- [Written instruction]: Reproduce every record below exactly as written, but leave out any pictures.

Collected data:
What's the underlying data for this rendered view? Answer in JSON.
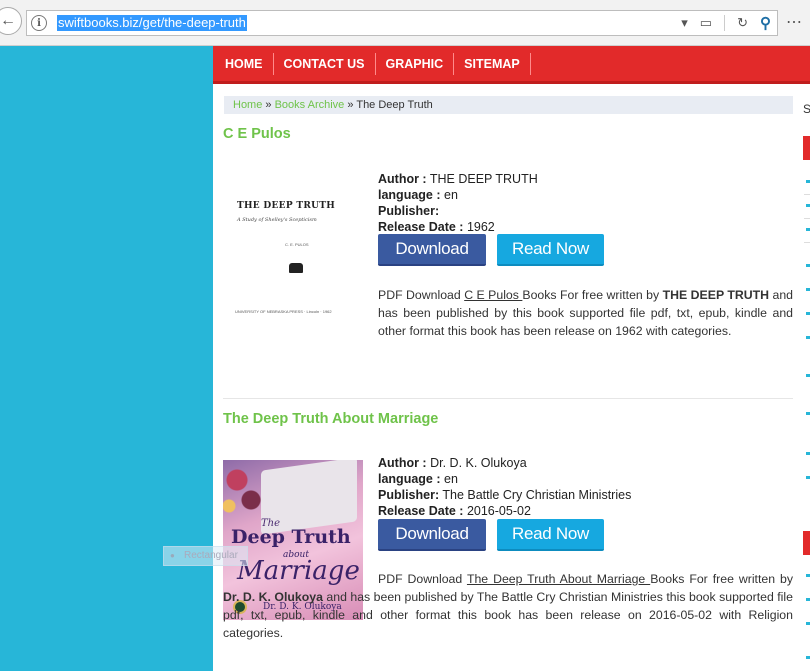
{
  "browser": {
    "url": "swiftbooks.biz/get/the-deep-truth",
    "back_icon": "←",
    "info_icon": "i",
    "dropdown_icon": "▾",
    "reader_icon": "▭",
    "reload_icon": "↻",
    "search_icon": "⚲",
    "more_icon": "⋯"
  },
  "nav": {
    "items": [
      "HOME",
      "CONTACT US",
      "GRAPHIC",
      "SITEMAP"
    ]
  },
  "breadcrumb": {
    "home": "Home",
    "sep1": "»",
    "archive": "Books Archive",
    "sep2": "»",
    "current": "The Deep Truth"
  },
  "sidebar": {
    "letter": "S"
  },
  "books": [
    {
      "title": "C E Pulos",
      "author_label": "Author :",
      "author": "THE DEEP TRUTH",
      "language_label": "language :",
      "language": "en",
      "publisher_label": "Publisher:",
      "publisher": "",
      "release_label": "Release Date :",
      "release": "1962",
      "download_label": "Download",
      "read_label": "Read Now",
      "cover": {
        "title": "THE DEEP TRUTH",
        "subtitle": "A Study of Shelley's Scepticism",
        "author": "C. E. PULOS",
        "press": "UNIVERSITY OF NEBRASKA PRESS · Lincoln · 1962"
      },
      "desc_pre": "PDF Download ",
      "desc_link": "C E Pulos ",
      "desc_mid": "Books For free written by ",
      "desc_author": "THE DEEP TRUTH",
      "desc_post": " and has been published by this book supported file pdf, txt, epub, kindle and other format this book has been release on 1962 with categories."
    },
    {
      "title": "The Deep Truth About Marriage",
      "author_label": "Author :",
      "author": "Dr. D. K. Olukoya",
      "language_label": "language :",
      "language": "en",
      "publisher_label": "Publisher:",
      "publisher": "The Battle Cry Christian Ministries",
      "release_label": "Release Date :",
      "release": "2016-05-02",
      "download_label": "Download",
      "read_label": "Read Now",
      "cover": {
        "the": "The",
        "deep": "Deep Truth",
        "about": "about",
        "marriage": "Marriage",
        "author": "Dr. D. K. Olukoya"
      },
      "desc_pre": "PDF Download ",
      "desc_link": "The Deep Truth About Marriage ",
      "desc_mid": "Books For free written by ",
      "desc_author": "Dr. D. K. Olukoya",
      "desc_post": " and has been published by The Battle Cry Christian Ministries this book supported file pdf, txt, epub, kindle and other format this book has been release on 2016-05-02 with Religion categories."
    }
  ],
  "ghost_overlay": "Rectangular"
}
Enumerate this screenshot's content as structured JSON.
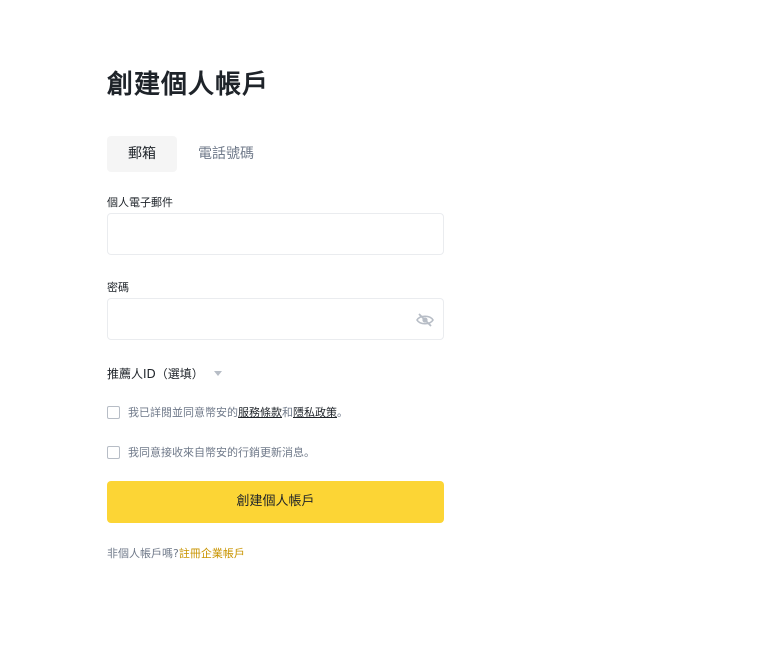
{
  "page": {
    "title": "創建個人帳戶"
  },
  "tabs": [
    {
      "label": "郵箱",
      "active": true
    },
    {
      "label": "電話號碼",
      "active": false
    }
  ],
  "email": {
    "label": "個人電子郵件",
    "value": "",
    "placeholder": ""
  },
  "password": {
    "label": "密碼",
    "value": "",
    "placeholder": "",
    "toggle_icon": "eye-off-icon"
  },
  "referral": {
    "label": "推薦人ID（選填）",
    "icon": "caret-down-icon"
  },
  "terms": {
    "prefix": "我已詳閱並同意幣安的",
    "service_link": "服務條款",
    "and": "和",
    "privacy_link": "隱私政策",
    "suffix": "。",
    "checked": false
  },
  "marketing": {
    "label": "我同意接收來自幣安的行銷更新消息。",
    "checked": false
  },
  "submit": {
    "label": "創建個人帳戶"
  },
  "footer": {
    "prefix": "非個人帳戶嗎?",
    "link": "註冊企業帳戶"
  },
  "colors": {
    "accent": "#fcd535",
    "link_yellow": "#c99400",
    "text": "#1e2329",
    "muted": "#707a8a",
    "border": "#eaecef"
  }
}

- [Result]:
What's the underlying data for this rendered view? Answer in JSON.
{
  "browser": {
    "url": "swiftbooks.biz/get/the-deep-truth",
    "back_icon": "←",
    "info_icon": "i",
    "dropdown_icon": "▾",
    "reader_icon": "▭",
    "reload_icon": "↻",
    "search_icon": "⚲",
    "more_icon": "⋯"
  },
  "nav": {
    "items": [
      "HOME",
      "CONTACT US",
      "GRAPHIC",
      "SITEMAP"
    ]
  },
  "breadcrumb": {
    "home": "Home",
    "sep1": "»",
    "archive": "Books Archive",
    "sep2": "»",
    "current": "The Deep Truth"
  },
  "sidebar": {
    "letter": "S"
  },
  "books": [
    {
      "title": "C E Pulos",
      "author_label": "Author :",
      "author": "THE DEEP TRUTH",
      "language_label": "language :",
      "language": "en",
      "publisher_label": "Publisher:",
      "publisher": "",
      "release_label": "Release Date :",
      "release": "1962",
      "download_label": "Download",
      "read_label": "Read Now",
      "cover": {
        "title": "THE DEEP TRUTH",
        "subtitle": "A Study of Shelley's Scepticism",
        "author": "C. E. PULOS",
        "press": "UNIVERSITY OF NEBRASKA PRESS · Lincoln · 1962"
      },
      "desc_pre": "PDF Download ",
      "desc_link": "C E Pulos ",
      "desc_mid": "Books For free written by ",
      "desc_author": "THE DEEP TRUTH",
      "desc_post": " and has been published by this book supported file pdf, txt, epub, kindle and other format this book has been release on 1962 with categories."
    },
    {
      "title": "The Deep Truth About Marriage",
      "author_label": "Author :",
      "author": "Dr. D. K. Olukoya",
      "language_label": "language :",
      "language": "en",
      "publisher_label": "Publisher:",
      "publisher": "The Battle Cry Christian Ministries",
      "release_label": "Release Date :",
      "release": "2016-05-02",
      "download_label": "Download",
      "read_label": "Read Now",
      "cover": {
        "the": "The",
        "deep": "Deep Truth",
        "about": "about",
        "marriage": "Marriage",
        "author": "Dr. D. K. Olukoya"
      },
      "desc_pre": "PDF Download ",
      "desc_link": "The Deep Truth About Marriage ",
      "desc_mid": "Books For free written by ",
      "desc_author": "Dr. D. K. Olukoya",
      "desc_post": " and has been published by The Battle Cry Christian Ministries this book supported file pdf, txt, epub, kindle and other format this book has been release on 2016-05-02 with Religion categories."
    }
  ],
  "ghost_overlay": "Rectangular"
}
Enumerate this screenshot's content as structured JSON.
{
  "page": {
    "title": "創建個人帳戶"
  },
  "tabs": [
    {
      "label": "郵箱",
      "active": true
    },
    {
      "label": "電話號碼",
      "active": false
    }
  ],
  "email": {
    "label": "個人電子郵件",
    "value": "",
    "placeholder": ""
  },
  "password": {
    "label": "密碼",
    "value": "",
    "placeholder": "",
    "toggle_icon": "eye-off-icon"
  },
  "referral": {
    "label": "推薦人ID（選填）",
    "icon": "caret-down-icon"
  },
  "terms": {
    "prefix": "我已詳閱並同意幣安的",
    "service_link": "服務條款",
    "and": "和",
    "privacy_link": "隱私政策",
    "suffix": "。",
    "checked": false
  },
  "marketing": {
    "label": "我同意接收來自幣安的行銷更新消息。",
    "checked": false
  },
  "submit": {
    "label": "創建個人帳戶"
  },
  "footer": {
    "prefix": "非個人帳戶嗎?",
    "link": "註冊企業帳戶"
  },
  "colors": {
    "accent": "#fcd535",
    "link_yellow": "#c99400",
    "text": "#1e2329",
    "muted": "#707a8a",
    "border": "#eaecef"
  }
}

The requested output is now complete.